Problem: List each line in which the string "Single" appears.

--------------------

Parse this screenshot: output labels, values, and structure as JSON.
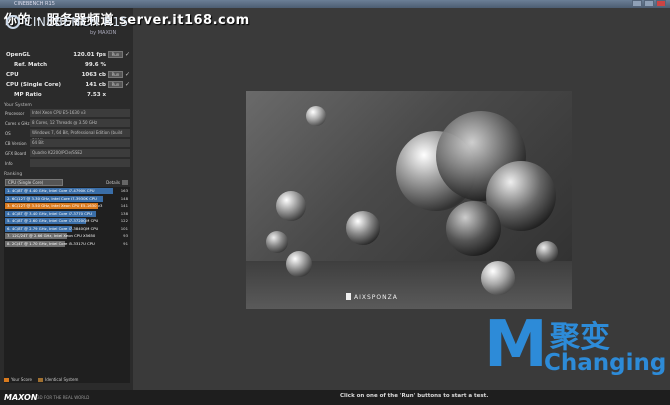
{
  "window": {
    "title": "CINEBENCH R15"
  },
  "watermark": "你的 · 服务器频道 server.it168.com",
  "logo": {
    "name": "CINEBENCH R15",
    "by": "by MAXON"
  },
  "results": [
    {
      "label": "OpenGL",
      "value": "120.01 fps",
      "run": "Run",
      "indent": false
    },
    {
      "label": "Ref. Match",
      "value": "99.6 %",
      "run": "",
      "indent": true
    },
    {
      "label": "CPU",
      "value": "1063 cb",
      "run": "Run",
      "indent": false
    },
    {
      "label": "CPU (Single Core)",
      "value": "141 cb",
      "run": "Run",
      "indent": false
    },
    {
      "label": "MP Ratio",
      "value": "7.53 x",
      "run": "",
      "indent": true
    }
  ],
  "system": {
    "title": "Your System",
    "rows": [
      {
        "k": "Processor",
        "v": "Intel Xeon CPU E5-1630 v3"
      },
      {
        "k": "Cores x GHz",
        "v": "8 Cores, 12 Threads @ 3.50 GHz"
      },
      {
        "k": "OS",
        "v": "Windows 7, 64 Bit, Professional Edition (build 7600)"
      },
      {
        "k": "CB Version",
        "v": "64 Bit"
      },
      {
        "k": "GFX Board",
        "v": "Quadro K2200/PCIe/SSE2"
      },
      {
        "k": "Info",
        "v": ""
      }
    ]
  },
  "ranking": {
    "title": "Ranking",
    "dropdown": "CPU (Single Core)",
    "details": "Details",
    "items": [
      {
        "text": "1. 4C/8T @ 4.40 GHz, Intel Core i7-4790K CPU",
        "score": 163,
        "kind": "other"
      },
      {
        "text": "2. 6C/12T @ 3.30 GHz, Intel Core i7-3930K CPU",
        "score": 148,
        "kind": "other"
      },
      {
        "text": "3. 6C/12T @ 3.50 GHz, Intel Xeon CPU E5-1630 v3",
        "score": 141,
        "kind": "mine"
      },
      {
        "text": "4. 4C/8T @ 3.40 GHz, Intel Core i7-3770 CPU",
        "score": 138,
        "kind": "other"
      },
      {
        "text": "5. 4C/8T @ 2.60 GHz, Intel Core i7-3720QM CPU",
        "score": 122,
        "kind": "other"
      },
      {
        "text": "6. 4C/8T @ 2.79 GHz, Intel Core i7-3840QM CPU",
        "score": 101,
        "kind": "other"
      },
      {
        "text": "7. 12C/24T @ 2.66 GHz, Intel Xeon CPU X5650",
        "score": 93,
        "kind": "gray"
      },
      {
        "text": "8. 2C/4T @ 1.70 GHz, Intel Core i5-3317U CPU",
        "score": 91,
        "kind": "gray"
      }
    ]
  },
  "legend": {
    "your_score": "Your Score",
    "identical": "Identical System",
    "your_color": "#d97a1e",
    "identical_color": "#a07030"
  },
  "footer": {
    "brand": "MAXON",
    "tagline": "3D FOR THE REAL WORLD",
    "status": "Click on one of the 'Run' buttons to start a test."
  },
  "render": {
    "credit": "AIXSPONZA"
  },
  "overlay_logo": {
    "letter": "M",
    "chinese": "聚变",
    "english": "Changing",
    "color": "#2d8bd8"
  }
}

--------------------

Result of this exercise:
      "label": "CPU (Single Core)",
    "dropdown": "CPU (Single Core)",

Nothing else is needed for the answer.